* **Input for this task**:
(begin)

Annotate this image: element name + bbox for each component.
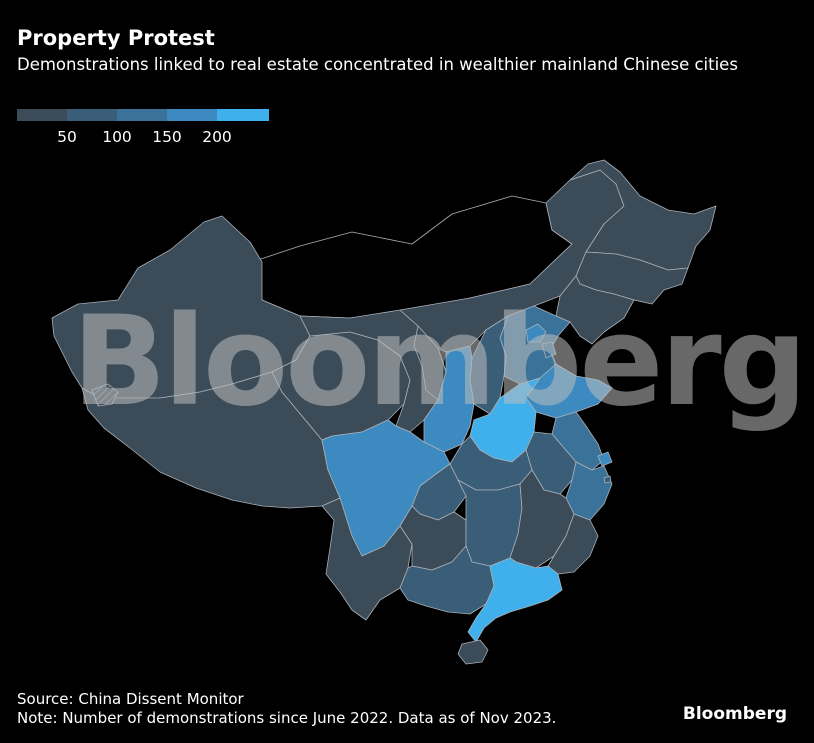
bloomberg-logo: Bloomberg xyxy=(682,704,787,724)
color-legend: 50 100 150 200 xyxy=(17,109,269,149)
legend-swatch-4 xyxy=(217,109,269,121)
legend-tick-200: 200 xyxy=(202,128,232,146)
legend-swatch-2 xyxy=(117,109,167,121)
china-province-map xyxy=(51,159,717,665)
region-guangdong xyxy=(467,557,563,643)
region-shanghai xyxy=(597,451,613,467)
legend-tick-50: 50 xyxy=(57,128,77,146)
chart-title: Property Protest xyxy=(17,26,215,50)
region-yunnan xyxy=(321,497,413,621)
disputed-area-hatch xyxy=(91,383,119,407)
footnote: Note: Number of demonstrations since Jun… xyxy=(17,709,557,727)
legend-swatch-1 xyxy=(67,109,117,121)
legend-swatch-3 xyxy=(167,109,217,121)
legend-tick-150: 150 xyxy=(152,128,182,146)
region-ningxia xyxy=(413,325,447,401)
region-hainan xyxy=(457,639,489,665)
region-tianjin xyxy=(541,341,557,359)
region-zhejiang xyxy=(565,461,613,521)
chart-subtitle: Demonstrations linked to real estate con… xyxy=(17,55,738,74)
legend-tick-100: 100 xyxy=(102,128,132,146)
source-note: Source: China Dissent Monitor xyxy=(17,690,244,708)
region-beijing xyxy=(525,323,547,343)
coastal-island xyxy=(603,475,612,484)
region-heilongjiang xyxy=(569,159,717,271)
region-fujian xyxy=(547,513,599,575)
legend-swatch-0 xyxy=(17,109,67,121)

(end)
(begin)

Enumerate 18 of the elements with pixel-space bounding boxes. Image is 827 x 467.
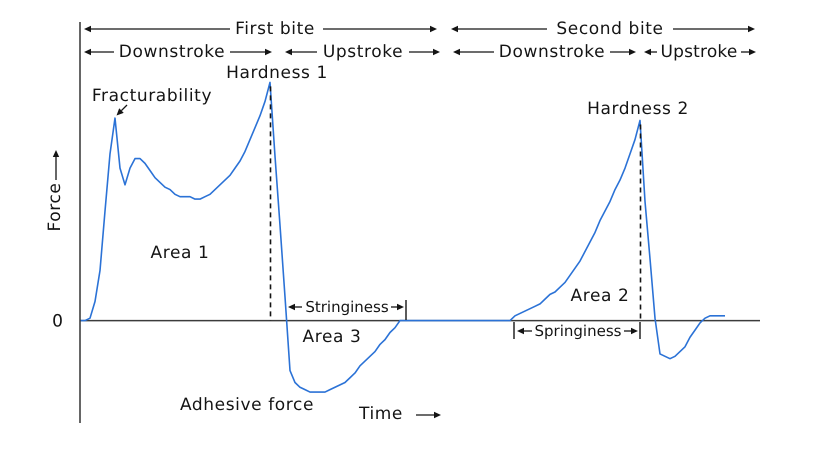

(end)

* **Work required**: Tally the lines of the material above that contain the string "swatch", treating uppercase and lowercase as distinct, and give only the number.

* **Exercise response**: 5